§ **Stored data entries**:
_____

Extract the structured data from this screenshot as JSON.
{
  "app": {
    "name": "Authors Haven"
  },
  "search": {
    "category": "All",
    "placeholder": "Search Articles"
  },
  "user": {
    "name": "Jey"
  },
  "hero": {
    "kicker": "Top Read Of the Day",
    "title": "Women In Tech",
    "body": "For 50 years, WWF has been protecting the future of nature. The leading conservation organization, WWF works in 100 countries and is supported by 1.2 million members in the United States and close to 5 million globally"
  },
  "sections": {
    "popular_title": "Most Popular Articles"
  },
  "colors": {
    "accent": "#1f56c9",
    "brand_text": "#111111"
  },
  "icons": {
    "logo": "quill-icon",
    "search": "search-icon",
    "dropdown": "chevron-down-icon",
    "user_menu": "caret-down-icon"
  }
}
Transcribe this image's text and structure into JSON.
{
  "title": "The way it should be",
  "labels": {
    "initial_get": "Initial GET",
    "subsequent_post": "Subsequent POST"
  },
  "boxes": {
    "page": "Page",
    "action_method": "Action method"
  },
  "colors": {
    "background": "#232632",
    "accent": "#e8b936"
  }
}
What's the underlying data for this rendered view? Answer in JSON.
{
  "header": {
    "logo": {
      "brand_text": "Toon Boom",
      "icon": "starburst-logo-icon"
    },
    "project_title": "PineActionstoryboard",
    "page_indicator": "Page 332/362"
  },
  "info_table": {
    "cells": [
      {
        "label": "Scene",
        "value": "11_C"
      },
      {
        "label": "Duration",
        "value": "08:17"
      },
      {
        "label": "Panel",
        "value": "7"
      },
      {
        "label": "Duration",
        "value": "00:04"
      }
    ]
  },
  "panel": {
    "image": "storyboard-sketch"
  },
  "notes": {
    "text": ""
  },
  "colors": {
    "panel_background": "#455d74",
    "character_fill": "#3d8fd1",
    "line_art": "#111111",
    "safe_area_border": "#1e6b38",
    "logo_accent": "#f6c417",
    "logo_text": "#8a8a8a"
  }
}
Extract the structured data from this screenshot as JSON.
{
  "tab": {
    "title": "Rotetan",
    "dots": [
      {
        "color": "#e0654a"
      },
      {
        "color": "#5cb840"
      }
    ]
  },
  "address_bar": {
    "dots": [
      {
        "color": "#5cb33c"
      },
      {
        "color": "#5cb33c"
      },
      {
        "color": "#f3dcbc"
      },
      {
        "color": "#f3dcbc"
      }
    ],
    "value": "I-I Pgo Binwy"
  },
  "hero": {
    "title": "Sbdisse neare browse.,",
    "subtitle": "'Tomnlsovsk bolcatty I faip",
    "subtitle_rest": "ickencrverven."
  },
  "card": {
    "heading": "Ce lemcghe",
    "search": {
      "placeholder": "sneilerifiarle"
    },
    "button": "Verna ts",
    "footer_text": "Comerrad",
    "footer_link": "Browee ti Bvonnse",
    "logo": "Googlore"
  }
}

_____

§ **Work to be completed**:
Pick out each line in the material containing "this".

§ **Task result**:
Extract the structured data from this screenshot as JSON.
Transcribe this image's text and structure into JSON.
What's the underlying data for this rendered view? Answer in JSON.
Extract the structured data from this screenshot as JSON.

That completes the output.